::: EXERCISE MATERIALS :::

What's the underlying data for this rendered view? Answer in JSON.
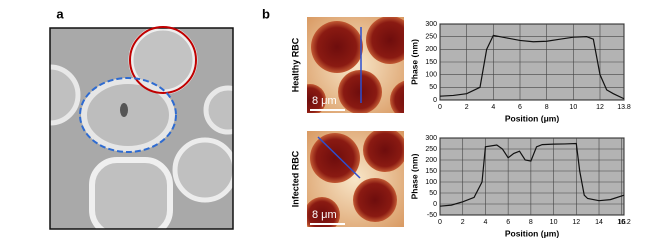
{
  "panel_a": {
    "label": "a"
  },
  "panel_b": {
    "label": "b",
    "rows": [
      {
        "label": "Healthy RBC",
        "scale": "8 μm"
      },
      {
        "label": "Infected RBC",
        "scale": "8 μm"
      }
    ]
  },
  "chart_data": [
    {
      "type": "line",
      "ylabel": "Phase (nm)",
      "xlabel": "Position (μm)",
      "x": [
        0,
        1,
        2,
        3,
        3.5,
        4,
        5,
        6,
        7,
        8,
        9,
        10,
        11,
        11.5,
        12,
        12.5,
        13,
        13.8
      ],
      "series": [
        {
          "color": "#111111",
          "values": [
            15,
            18,
            25,
            50,
            200,
            255,
            245,
            235,
            230,
            232,
            240,
            248,
            250,
            240,
            100,
            40,
            25,
            5
          ]
        }
      ],
      "xlim": [
        0,
        13.8
      ],
      "ylim": [
        0,
        300
      ],
      "xticks": [
        0,
        2,
        4,
        6,
        8,
        10,
        12,
        13.8
      ],
      "yticks": [
        0,
        50,
        100,
        150,
        200,
        250,
        300
      ],
      "grid": true
    },
    {
      "type": "line",
      "ylabel": "Phase (nm)",
      "xlabel": "Position (μm)",
      "x": [
        0,
        1,
        2,
        3,
        3.7,
        4,
        5,
        5.5,
        6,
        6.5,
        7,
        7.5,
        8,
        8.5,
        9,
        10,
        11,
        12,
        12.3,
        12.7,
        13,
        14,
        15,
        16.2
      ],
      "series": [
        {
          "color": "#111111",
          "values": [
            -10,
            -5,
            10,
            30,
            100,
            260,
            268,
            250,
            210,
            230,
            240,
            200,
            195,
            260,
            270,
            272,
            273,
            275,
            150,
            40,
            25,
            15,
            20,
            40
          ]
        }
      ],
      "xlim": [
        0,
        16.2
      ],
      "ylim": [
        -50,
        300
      ],
      "xticks": [
        0,
        2,
        4,
        6,
        8,
        10,
        12,
        14,
        16,
        16.2
      ],
      "yticks": [
        -50,
        0,
        50,
        100,
        150,
        200,
        250,
        300
      ],
      "grid": true
    }
  ]
}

:::

WRITTEN INSTRUCTION: Quote the material exactly. Pictures stay out.

RESPONSE TO THE TASK:
What's the underlying data for this rendered view? Answer in JSON.
{
  "panel_a": {
    "label": "a"
  },
  "panel_b": {
    "label": "b",
    "rows": [
      {
        "label": "Healthy RBC",
        "scale": "8 μm"
      },
      {
        "label": "Infected RBC",
        "scale": "8 μm"
      }
    ]
  },
  "chart_data": [
    {
      "type": "line",
      "ylabel": "Phase (nm)",
      "xlabel": "Position (μm)",
      "x": [
        0,
        1,
        2,
        3,
        3.5,
        4,
        5,
        6,
        7,
        8,
        9,
        10,
        11,
        11.5,
        12,
        12.5,
        13,
        13.8
      ],
      "series": [
        {
          "color": "#111111",
          "values": [
            15,
            18,
            25,
            50,
            200,
            255,
            245,
            235,
            230,
            232,
            240,
            248,
            250,
            240,
            100,
            40,
            25,
            5
          ]
        }
      ],
      "xlim": [
        0,
        13.8
      ],
      "ylim": [
        0,
        300
      ],
      "xticks": [
        0,
        2,
        4,
        6,
        8,
        10,
        12,
        13.8
      ],
      "yticks": [
        0,
        50,
        100,
        150,
        200,
        250,
        300
      ],
      "grid": true
    },
    {
      "type": "line",
      "ylabel": "Phase (nm)",
      "xlabel": "Position (μm)",
      "x": [
        0,
        1,
        2,
        3,
        3.7,
        4,
        5,
        5.5,
        6,
        6.5,
        7,
        7.5,
        8,
        8.5,
        9,
        10,
        11,
        12,
        12.3,
        12.7,
        13,
        14,
        15,
        16.2
      ],
      "series": [
        {
          "color": "#111111",
          "values": [
            -10,
            -5,
            10,
            30,
            100,
            260,
            268,
            250,
            210,
            230,
            240,
            200,
            195,
            260,
            270,
            272,
            273,
            275,
            150,
            40,
            25,
            15,
            20,
            40
          ]
        }
      ],
      "xlim": [
        0,
        16.2
      ],
      "ylim": [
        -50,
        300
      ],
      "xticks": [
        0,
        2,
        4,
        6,
        8,
        10,
        12,
        14,
        16,
        16.2
      ],
      "yticks": [
        -50,
        0,
        50,
        100,
        150,
        200,
        250,
        300
      ],
      "grid": true
    }
  ]
}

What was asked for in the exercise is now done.